## MATERIAL FOR THIS EXERCISE:
● ● ● ● ●
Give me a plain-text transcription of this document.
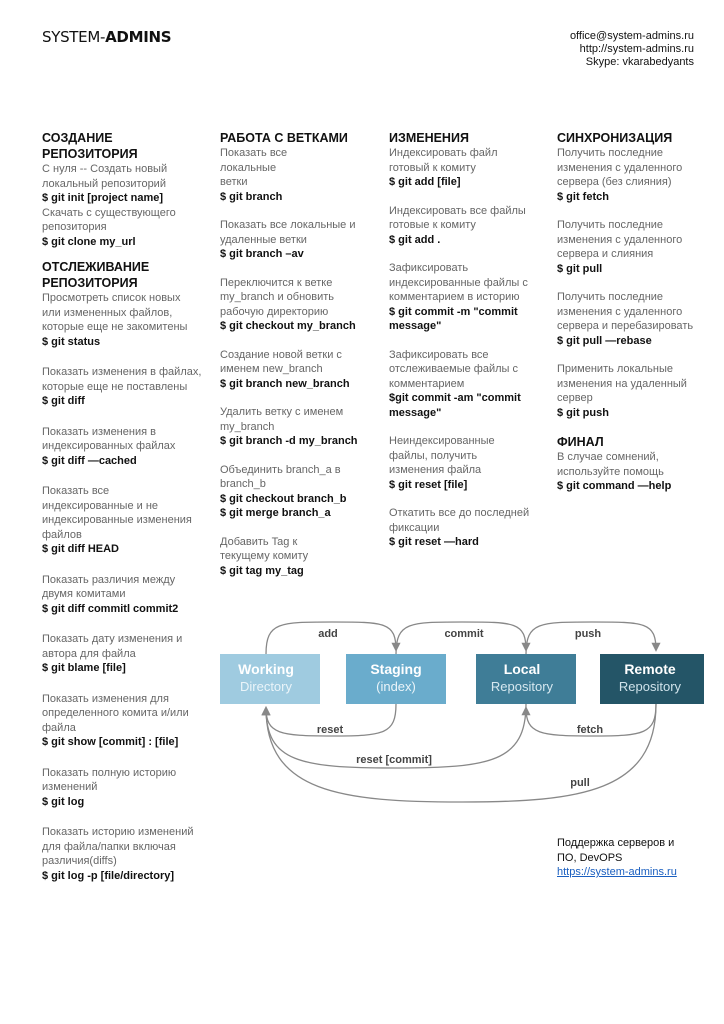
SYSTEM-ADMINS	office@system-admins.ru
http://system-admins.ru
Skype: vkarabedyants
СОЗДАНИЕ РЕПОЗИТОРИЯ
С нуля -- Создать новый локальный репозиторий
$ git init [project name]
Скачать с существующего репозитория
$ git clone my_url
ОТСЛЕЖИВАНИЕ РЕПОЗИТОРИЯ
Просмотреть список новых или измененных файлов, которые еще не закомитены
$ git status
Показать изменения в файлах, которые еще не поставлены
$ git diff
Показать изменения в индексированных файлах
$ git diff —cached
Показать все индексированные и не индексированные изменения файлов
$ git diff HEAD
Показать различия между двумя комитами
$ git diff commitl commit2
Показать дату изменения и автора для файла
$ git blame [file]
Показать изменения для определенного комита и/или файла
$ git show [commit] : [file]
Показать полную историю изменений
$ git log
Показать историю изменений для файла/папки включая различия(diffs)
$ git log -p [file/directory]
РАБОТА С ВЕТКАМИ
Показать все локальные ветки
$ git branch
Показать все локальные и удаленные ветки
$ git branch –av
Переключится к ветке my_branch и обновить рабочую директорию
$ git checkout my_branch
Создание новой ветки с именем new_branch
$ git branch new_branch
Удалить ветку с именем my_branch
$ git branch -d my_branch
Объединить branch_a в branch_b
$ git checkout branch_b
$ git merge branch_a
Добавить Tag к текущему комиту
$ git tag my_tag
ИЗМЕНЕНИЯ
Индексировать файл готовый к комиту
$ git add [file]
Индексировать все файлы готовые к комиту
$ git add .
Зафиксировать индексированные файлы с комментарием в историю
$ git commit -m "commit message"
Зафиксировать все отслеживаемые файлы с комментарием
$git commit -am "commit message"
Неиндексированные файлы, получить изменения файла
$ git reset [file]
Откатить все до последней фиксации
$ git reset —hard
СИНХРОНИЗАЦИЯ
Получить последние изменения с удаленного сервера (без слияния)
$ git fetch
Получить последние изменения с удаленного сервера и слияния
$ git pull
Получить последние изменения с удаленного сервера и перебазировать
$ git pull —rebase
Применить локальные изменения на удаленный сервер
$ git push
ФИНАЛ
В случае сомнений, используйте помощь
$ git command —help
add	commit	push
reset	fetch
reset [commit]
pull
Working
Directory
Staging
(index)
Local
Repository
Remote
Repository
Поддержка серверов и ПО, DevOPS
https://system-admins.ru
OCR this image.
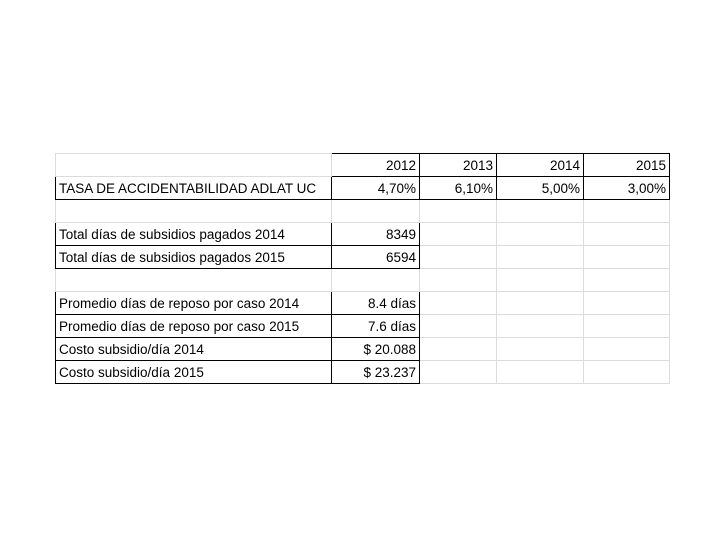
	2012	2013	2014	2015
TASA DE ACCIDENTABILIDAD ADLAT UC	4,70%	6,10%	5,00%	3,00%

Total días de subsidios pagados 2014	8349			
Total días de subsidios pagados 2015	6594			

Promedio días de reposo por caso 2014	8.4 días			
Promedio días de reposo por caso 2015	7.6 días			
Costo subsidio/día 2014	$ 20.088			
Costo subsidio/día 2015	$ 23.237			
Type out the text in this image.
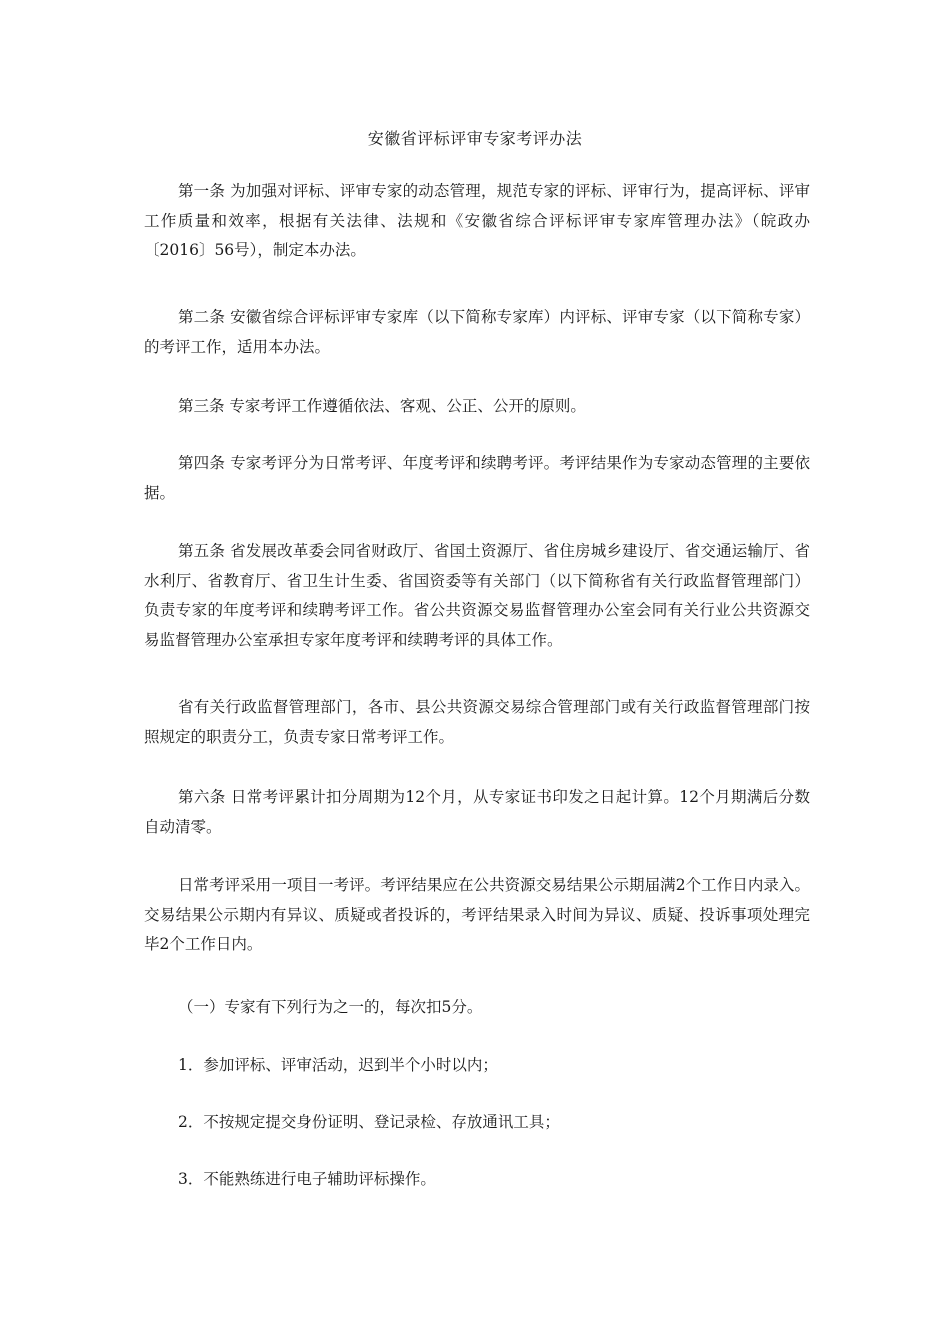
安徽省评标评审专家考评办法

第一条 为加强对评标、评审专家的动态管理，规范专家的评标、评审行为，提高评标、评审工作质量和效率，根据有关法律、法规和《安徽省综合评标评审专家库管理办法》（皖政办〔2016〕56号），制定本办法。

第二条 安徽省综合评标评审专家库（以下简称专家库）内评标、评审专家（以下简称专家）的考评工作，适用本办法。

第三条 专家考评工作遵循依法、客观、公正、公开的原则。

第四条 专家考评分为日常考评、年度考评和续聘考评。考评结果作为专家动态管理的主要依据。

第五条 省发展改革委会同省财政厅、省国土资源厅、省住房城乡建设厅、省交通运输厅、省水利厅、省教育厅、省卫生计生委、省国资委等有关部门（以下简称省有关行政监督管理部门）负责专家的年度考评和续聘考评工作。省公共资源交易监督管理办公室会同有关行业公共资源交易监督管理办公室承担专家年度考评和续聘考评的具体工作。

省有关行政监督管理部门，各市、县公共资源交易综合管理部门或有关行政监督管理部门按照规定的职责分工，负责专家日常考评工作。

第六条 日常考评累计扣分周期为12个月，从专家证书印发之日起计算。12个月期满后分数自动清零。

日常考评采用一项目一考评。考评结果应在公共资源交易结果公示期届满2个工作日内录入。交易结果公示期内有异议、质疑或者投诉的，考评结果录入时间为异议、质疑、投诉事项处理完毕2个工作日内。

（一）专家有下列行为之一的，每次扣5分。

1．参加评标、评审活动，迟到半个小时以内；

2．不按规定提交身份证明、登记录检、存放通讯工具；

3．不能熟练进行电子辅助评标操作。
● ● ● ● ●
Leave the pictures out. Extract exactly the lines running from the one with "OCR this image." through the last entry, both ends included.

OCR this image.
	2012	2013	2014	2015
TASA DE ACCIDENTABILIDAD ADLAT UC	4,70%	6,10%	5,00%	3,00%

Total días de subsidios pagados 2014	8349			
Total días de subsidios pagados 2015	6594			

Promedio días de reposo por caso 2014	8.4 días			
Promedio días de reposo por caso 2015	7.6 días			
Costo subsidio/día 2014	$ 20.088			
Costo subsidio/día 2015	$ 23.237			
Type out the text in this image.
安徽省评标评审专家考评办法

第一条 为加强对评标、评审专家的动态管理，规范专家的评标、评审行为，提高评标、评审工作质量和效率，根据有关法律、法规和《安徽省综合评标评审专家库管理办法》（皖政办〔2016〕56号），制定本办法。

第二条 安徽省综合评标评审专家库（以下简称专家库）内评标、评审专家（以下简称专家）的考评工作，适用本办法。

第三条 专家考评工作遵循依法、客观、公正、公开的原则。

第四条 专家考评分为日常考评、年度考评和续聘考评。考评结果作为专家动态管理的主要依据。

第五条 省发展改革委会同省财政厅、省国土资源厅、省住房城乡建设厅、省交通运输厅、省水利厅、省教育厅、省卫生计生委、省国资委等有关部门（以下简称省有关行政监督管理部门）负责专家的年度考评和续聘考评工作。省公共资源交易监督管理办公室会同有关行业公共资源交易监督管理办公室承担专家年度考评和续聘考评的具体工作。

省有关行政监督管理部门，各市、县公共资源交易综合管理部门或有关行政监督管理部门按照规定的职责分工，负责专家日常考评工作。

第六条 日常考评累计扣分周期为12个月，从专家证书印发之日起计算。12个月期满后分数自动清零。

日常考评采用一项目一考评。考评结果应在公共资源交易结果公示期届满2个工作日内录入。交易结果公示期内有异议、质疑或者投诉的，考评结果录入时间为异议、质疑、投诉事项处理完毕2个工作日内。

（一）专家有下列行为之一的，每次扣5分。

1．参加评标、评审活动，迟到半个小时以内；

2．不按规定提交身份证明、登记录检、存放通讯工具；

3．不能熟练进行电子辅助评标操作。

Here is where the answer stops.